═══ Information provided

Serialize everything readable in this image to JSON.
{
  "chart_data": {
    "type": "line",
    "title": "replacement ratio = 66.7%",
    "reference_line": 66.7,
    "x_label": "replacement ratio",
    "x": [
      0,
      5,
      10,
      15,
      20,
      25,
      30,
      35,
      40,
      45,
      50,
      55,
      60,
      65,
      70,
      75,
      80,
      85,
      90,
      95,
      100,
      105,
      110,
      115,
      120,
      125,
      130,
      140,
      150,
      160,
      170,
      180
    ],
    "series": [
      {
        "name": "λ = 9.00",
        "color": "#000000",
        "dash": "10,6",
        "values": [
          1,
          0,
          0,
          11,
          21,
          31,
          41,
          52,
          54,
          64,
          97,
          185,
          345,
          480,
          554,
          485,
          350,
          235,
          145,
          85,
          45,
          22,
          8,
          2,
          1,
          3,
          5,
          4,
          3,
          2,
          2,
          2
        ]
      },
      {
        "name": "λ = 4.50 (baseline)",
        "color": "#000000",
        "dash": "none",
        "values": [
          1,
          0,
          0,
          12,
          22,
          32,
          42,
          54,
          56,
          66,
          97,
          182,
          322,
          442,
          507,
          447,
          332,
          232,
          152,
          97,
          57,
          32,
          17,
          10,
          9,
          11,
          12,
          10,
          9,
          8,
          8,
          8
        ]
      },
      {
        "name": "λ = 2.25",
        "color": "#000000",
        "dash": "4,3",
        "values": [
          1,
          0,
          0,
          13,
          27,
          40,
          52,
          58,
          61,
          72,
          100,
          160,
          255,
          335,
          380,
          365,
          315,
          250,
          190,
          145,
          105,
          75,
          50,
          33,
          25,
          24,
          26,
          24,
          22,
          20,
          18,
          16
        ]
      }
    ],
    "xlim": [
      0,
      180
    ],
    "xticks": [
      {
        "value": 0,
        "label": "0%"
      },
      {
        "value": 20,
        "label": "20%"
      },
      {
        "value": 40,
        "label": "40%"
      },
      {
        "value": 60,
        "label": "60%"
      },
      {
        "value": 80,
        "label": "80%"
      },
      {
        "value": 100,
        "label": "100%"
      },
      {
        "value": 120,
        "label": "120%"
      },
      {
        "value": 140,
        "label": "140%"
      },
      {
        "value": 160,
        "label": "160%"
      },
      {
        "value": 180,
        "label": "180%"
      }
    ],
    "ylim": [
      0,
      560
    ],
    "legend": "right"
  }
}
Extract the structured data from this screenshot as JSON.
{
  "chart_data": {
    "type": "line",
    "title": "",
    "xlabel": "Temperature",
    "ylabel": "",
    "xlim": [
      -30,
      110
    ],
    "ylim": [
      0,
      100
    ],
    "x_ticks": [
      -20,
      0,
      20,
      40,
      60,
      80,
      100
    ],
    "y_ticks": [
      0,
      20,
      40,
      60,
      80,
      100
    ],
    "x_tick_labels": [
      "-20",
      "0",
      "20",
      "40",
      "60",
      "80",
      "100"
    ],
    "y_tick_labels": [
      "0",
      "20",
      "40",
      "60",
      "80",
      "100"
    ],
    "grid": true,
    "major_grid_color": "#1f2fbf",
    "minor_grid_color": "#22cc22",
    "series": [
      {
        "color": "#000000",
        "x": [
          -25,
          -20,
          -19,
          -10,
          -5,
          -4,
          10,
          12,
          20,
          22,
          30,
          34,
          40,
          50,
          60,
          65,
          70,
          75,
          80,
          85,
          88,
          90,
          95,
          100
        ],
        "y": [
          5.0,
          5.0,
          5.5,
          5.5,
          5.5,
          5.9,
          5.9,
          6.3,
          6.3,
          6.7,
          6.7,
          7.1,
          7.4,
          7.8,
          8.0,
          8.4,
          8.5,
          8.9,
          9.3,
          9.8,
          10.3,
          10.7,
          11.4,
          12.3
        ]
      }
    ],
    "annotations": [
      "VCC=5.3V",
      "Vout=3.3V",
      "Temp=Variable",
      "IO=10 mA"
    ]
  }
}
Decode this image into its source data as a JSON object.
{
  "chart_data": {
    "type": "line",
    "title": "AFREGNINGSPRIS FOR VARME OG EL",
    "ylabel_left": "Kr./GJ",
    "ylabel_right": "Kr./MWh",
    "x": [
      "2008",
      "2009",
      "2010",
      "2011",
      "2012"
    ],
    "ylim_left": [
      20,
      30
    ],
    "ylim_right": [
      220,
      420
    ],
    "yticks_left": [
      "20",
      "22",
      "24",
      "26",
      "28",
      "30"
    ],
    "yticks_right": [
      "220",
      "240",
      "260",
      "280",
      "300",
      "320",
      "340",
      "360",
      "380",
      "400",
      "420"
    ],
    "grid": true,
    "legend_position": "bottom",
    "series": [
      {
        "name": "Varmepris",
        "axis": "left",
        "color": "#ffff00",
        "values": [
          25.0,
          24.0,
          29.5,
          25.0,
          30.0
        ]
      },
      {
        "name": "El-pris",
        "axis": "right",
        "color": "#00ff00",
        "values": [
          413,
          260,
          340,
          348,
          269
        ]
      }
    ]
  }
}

══════

Direction
Copy each line above that contains the word "JSON".

Solution to this exercise
Serialize everything readable in this image to JSON.
Extract the structured data from this screenshot as JSON.
Decode this image into its source data as a JSON object.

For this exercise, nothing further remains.